Go through the records underneath and count the lines that include the string "vulpecula". Give nothing but the number.

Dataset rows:
_ _ _ _ _
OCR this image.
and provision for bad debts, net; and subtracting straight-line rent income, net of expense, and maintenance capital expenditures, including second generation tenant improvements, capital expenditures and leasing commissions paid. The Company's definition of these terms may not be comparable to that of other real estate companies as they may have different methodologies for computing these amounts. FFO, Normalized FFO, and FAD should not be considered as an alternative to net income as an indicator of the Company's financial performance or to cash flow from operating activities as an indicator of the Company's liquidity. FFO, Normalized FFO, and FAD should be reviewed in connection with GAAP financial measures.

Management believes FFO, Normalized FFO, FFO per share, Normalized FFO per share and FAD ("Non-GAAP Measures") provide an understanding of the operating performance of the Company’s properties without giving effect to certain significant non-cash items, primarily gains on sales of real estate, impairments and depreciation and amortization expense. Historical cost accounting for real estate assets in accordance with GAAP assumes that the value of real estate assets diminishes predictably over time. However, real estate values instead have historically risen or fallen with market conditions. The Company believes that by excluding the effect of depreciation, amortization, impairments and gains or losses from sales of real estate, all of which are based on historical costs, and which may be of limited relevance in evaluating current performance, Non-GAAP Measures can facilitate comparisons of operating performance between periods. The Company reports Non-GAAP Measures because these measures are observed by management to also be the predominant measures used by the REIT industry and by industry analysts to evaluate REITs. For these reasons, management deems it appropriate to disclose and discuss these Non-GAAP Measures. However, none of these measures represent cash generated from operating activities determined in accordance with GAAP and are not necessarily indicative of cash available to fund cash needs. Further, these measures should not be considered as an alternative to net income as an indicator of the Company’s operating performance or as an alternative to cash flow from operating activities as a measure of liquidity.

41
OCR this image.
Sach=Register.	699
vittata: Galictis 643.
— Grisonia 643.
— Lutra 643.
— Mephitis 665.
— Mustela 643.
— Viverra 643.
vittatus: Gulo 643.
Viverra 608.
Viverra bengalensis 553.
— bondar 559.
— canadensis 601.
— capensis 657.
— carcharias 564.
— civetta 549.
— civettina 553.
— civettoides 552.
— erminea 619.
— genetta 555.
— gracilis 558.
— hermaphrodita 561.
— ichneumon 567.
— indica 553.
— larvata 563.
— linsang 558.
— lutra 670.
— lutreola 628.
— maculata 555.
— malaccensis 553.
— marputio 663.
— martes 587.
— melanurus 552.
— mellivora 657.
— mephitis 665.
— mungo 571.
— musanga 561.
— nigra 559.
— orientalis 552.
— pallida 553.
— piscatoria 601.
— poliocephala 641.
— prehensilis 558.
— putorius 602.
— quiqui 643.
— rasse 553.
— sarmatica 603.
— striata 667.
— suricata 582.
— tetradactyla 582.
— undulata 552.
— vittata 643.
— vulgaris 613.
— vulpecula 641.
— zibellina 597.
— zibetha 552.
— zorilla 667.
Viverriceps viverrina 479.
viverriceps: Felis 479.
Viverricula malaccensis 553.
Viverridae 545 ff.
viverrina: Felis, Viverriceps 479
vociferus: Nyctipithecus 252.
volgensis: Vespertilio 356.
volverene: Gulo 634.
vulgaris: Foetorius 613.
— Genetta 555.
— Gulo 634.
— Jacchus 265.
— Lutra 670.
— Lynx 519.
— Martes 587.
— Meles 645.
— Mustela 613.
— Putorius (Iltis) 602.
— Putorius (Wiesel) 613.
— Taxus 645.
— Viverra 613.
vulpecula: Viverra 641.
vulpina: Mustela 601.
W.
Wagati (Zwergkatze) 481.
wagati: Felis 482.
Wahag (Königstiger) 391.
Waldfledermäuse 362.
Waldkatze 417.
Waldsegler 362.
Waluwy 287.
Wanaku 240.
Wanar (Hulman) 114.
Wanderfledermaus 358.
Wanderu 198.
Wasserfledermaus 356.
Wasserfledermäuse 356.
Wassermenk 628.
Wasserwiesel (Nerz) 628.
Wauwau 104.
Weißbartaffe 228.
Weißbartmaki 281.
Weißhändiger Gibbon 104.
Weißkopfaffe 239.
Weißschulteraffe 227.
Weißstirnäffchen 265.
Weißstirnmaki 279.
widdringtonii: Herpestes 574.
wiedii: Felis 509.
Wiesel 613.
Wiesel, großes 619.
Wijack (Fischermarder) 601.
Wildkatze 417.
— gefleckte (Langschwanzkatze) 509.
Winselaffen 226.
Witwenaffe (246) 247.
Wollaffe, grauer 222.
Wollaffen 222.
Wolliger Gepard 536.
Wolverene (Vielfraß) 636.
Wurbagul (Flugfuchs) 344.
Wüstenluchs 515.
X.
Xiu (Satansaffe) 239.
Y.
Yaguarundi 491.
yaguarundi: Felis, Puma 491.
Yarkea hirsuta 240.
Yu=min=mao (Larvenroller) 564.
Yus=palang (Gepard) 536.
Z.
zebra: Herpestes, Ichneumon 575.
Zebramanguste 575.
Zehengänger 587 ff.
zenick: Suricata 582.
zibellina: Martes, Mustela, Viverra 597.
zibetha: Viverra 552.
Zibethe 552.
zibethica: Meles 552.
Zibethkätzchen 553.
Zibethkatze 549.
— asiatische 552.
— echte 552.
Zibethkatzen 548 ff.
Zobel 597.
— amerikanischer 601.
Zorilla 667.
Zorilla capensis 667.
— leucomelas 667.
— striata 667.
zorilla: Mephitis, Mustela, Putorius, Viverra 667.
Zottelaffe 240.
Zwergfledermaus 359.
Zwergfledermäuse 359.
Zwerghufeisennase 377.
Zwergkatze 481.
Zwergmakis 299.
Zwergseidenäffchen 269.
_ _ _ _ _
THE RESPONSE:
2